[start Raw records]
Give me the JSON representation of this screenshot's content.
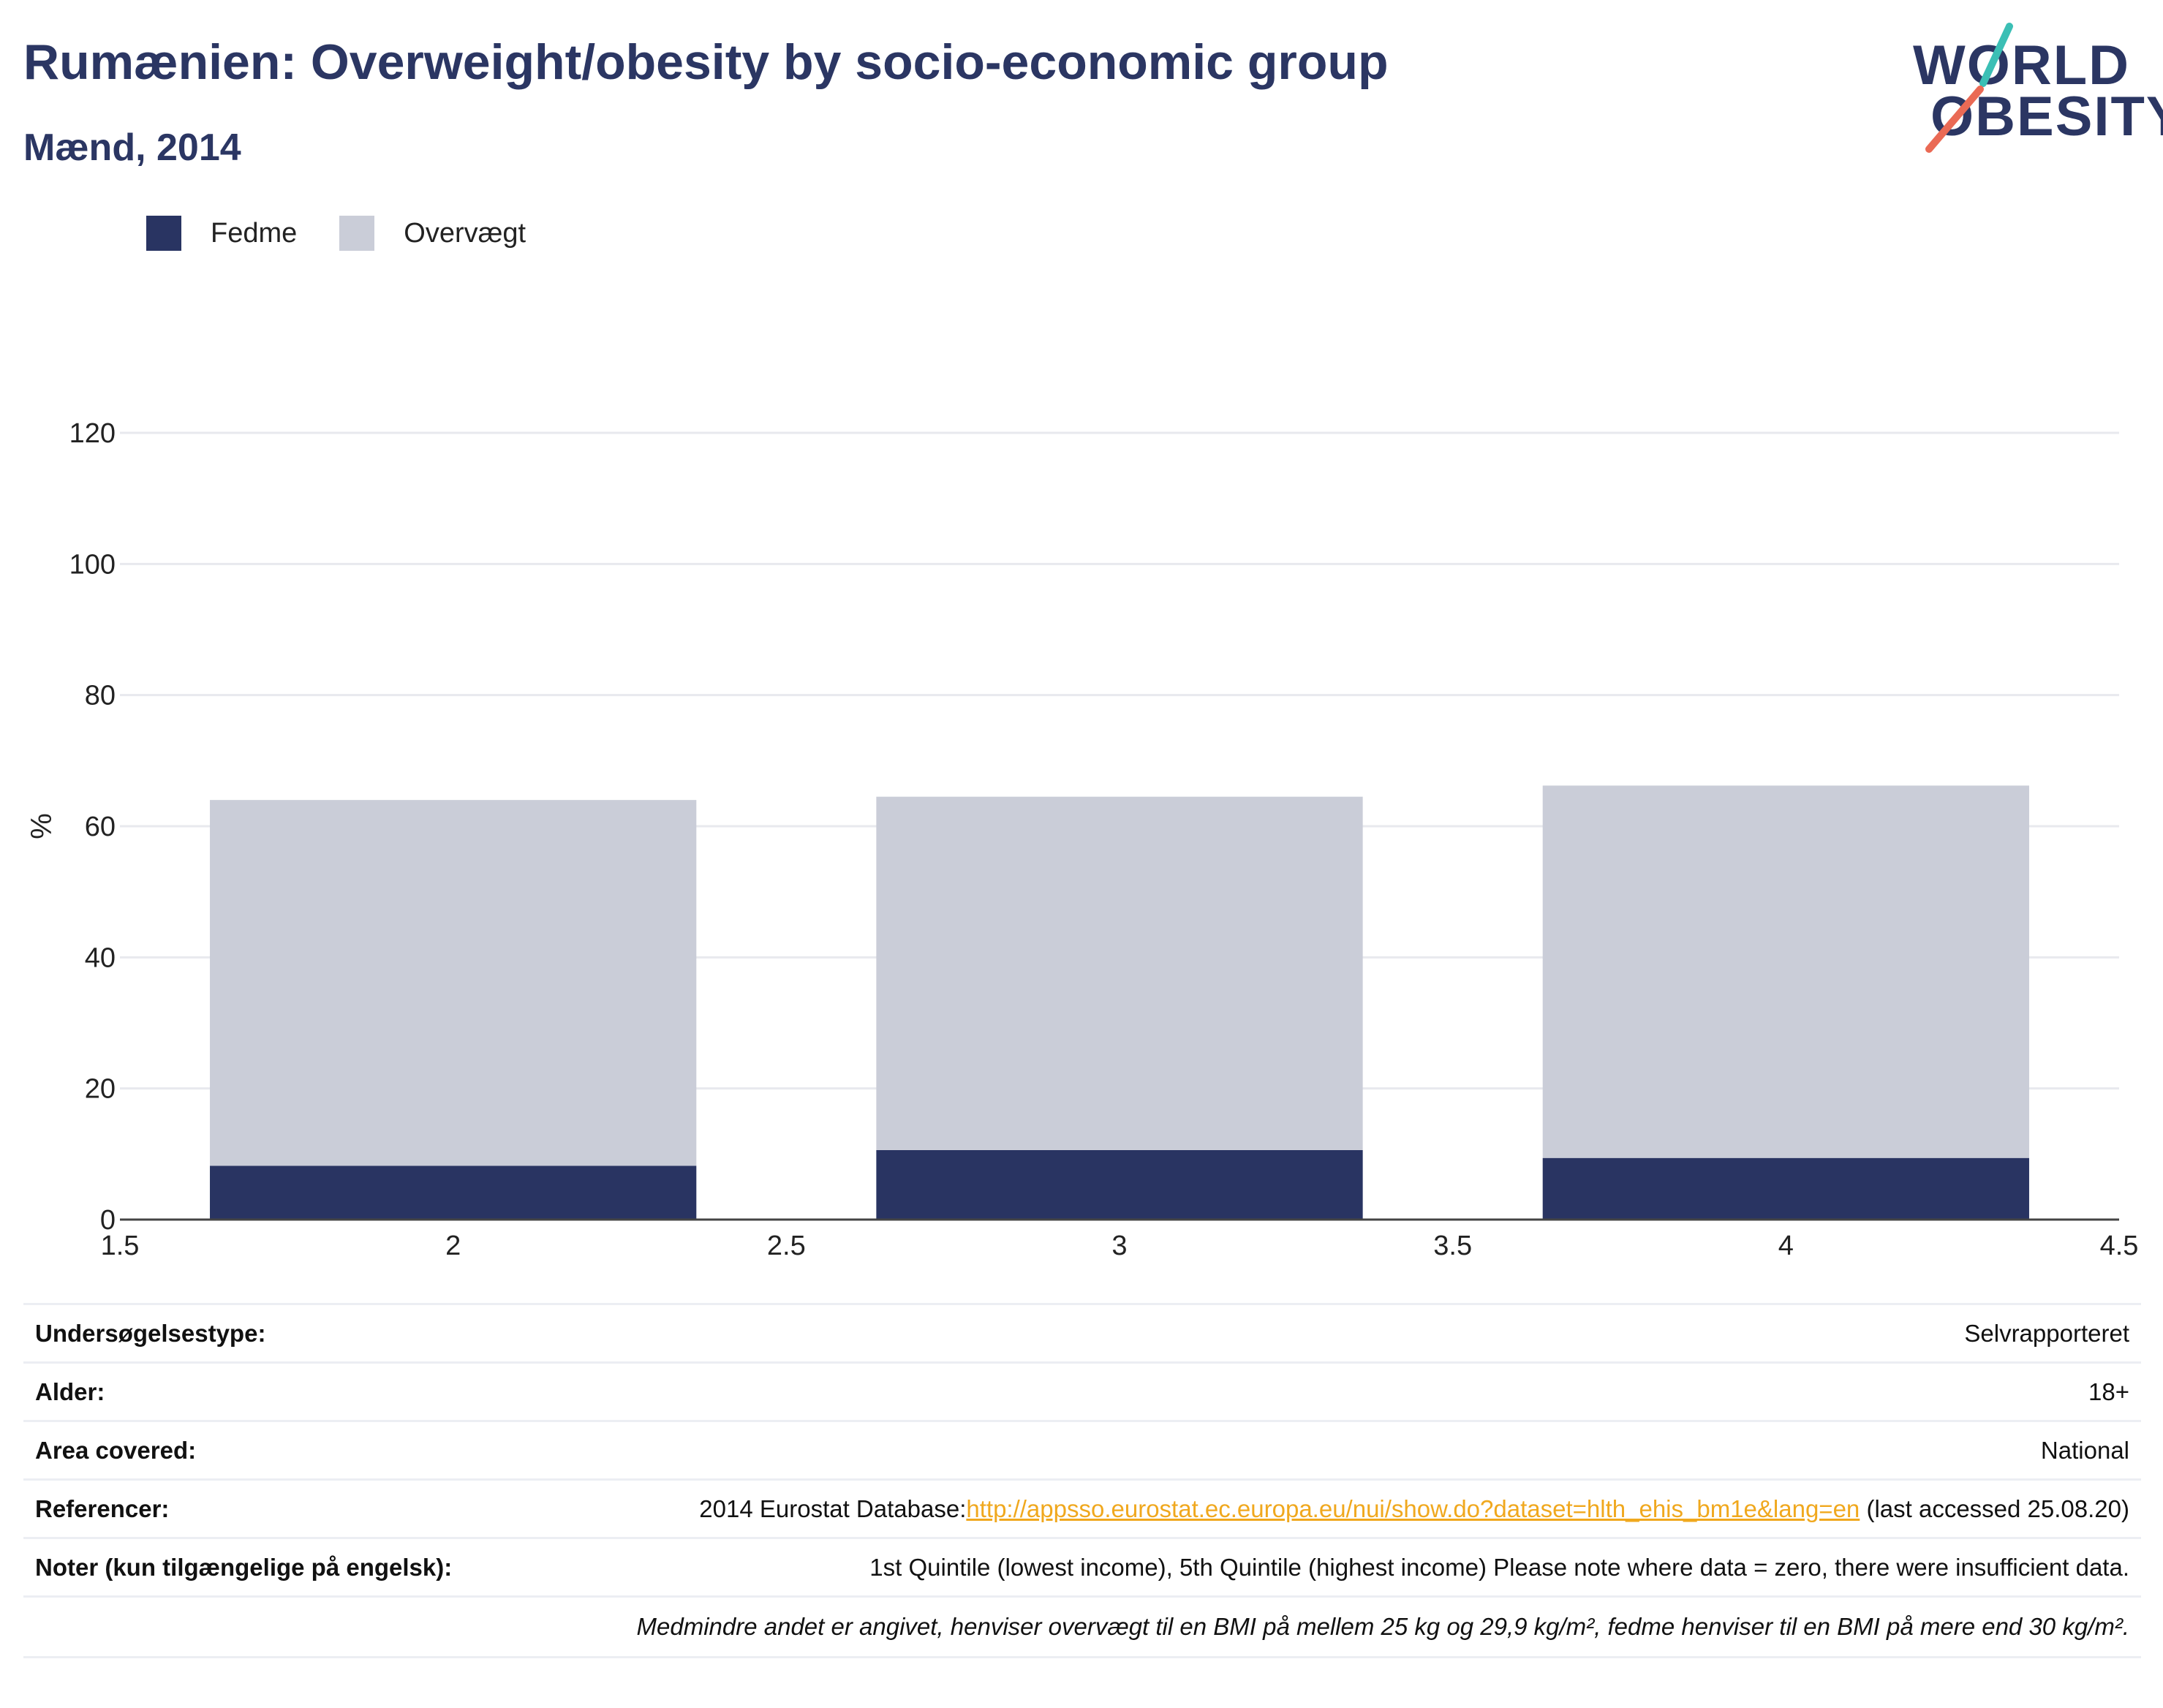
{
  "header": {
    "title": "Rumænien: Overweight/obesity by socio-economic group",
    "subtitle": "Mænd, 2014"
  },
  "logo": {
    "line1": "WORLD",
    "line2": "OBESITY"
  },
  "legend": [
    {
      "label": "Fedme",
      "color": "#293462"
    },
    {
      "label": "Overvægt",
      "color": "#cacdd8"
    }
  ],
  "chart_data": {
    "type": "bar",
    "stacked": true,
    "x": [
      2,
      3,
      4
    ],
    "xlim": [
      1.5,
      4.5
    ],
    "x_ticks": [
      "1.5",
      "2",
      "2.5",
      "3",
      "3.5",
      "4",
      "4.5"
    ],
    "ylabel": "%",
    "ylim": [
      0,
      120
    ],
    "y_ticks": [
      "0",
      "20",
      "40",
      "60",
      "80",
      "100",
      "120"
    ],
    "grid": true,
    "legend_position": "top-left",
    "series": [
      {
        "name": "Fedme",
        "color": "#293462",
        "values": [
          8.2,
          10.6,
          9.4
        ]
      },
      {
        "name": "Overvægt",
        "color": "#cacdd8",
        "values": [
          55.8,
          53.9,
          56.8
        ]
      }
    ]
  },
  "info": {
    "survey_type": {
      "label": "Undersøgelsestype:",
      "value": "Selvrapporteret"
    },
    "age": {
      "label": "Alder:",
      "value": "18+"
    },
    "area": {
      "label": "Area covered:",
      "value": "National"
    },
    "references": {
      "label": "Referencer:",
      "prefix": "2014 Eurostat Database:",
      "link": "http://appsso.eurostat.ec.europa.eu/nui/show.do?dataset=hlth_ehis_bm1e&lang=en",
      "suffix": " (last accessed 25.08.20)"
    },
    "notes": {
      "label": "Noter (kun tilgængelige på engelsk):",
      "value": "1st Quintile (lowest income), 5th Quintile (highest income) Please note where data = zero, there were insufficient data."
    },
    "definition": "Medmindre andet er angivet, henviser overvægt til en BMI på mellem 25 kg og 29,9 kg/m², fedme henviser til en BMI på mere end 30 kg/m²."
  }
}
[end Raw records]
● Work to do:
Pictures are not part of the copy; reproduce everything else in the records exactly.

● Response to this exercise:
Give me the JSON representation of this screenshot's content.
{
  "header": {
    "title": "Rumænien: Overweight/obesity by socio-economic group",
    "subtitle": "Mænd, 2014"
  },
  "logo": {
    "line1": "WORLD",
    "line2": "OBESITY"
  },
  "legend": [
    {
      "label": "Fedme",
      "color": "#293462"
    },
    {
      "label": "Overvægt",
      "color": "#cacdd8"
    }
  ],
  "chart_data": {
    "type": "bar",
    "stacked": true,
    "x": [
      2,
      3,
      4
    ],
    "xlim": [
      1.5,
      4.5
    ],
    "x_ticks": [
      "1.5",
      "2",
      "2.5",
      "3",
      "3.5",
      "4",
      "4.5"
    ],
    "ylabel": "%",
    "ylim": [
      0,
      120
    ],
    "y_ticks": [
      "0",
      "20",
      "40",
      "60",
      "80",
      "100",
      "120"
    ],
    "grid": true,
    "legend_position": "top-left",
    "series": [
      {
        "name": "Fedme",
        "color": "#293462",
        "values": [
          8.2,
          10.6,
          9.4
        ]
      },
      {
        "name": "Overvægt",
        "color": "#cacdd8",
        "values": [
          55.8,
          53.9,
          56.8
        ]
      }
    ]
  },
  "info": {
    "survey_type": {
      "label": "Undersøgelsestype:",
      "value": "Selvrapporteret"
    },
    "age": {
      "label": "Alder:",
      "value": "18+"
    },
    "area": {
      "label": "Area covered:",
      "value": "National"
    },
    "references": {
      "label": "Referencer:",
      "prefix": "2014 Eurostat Database:",
      "link": "http://appsso.eurostat.ec.europa.eu/nui/show.do?dataset=hlth_ehis_bm1e&lang=en",
      "suffix": " (last accessed 25.08.20)"
    },
    "notes": {
      "label": "Noter (kun tilgængelige på engelsk):",
      "value": "1st Quintile (lowest income), 5th Quintile (highest income) Please note where data = zero, there were insufficient data."
    },
    "definition": "Medmindre andet er angivet, henviser overvægt til en BMI på mellem 25 kg og 29,9 kg/m², fedme henviser til en BMI på mere end 30 kg/m²."
  }
}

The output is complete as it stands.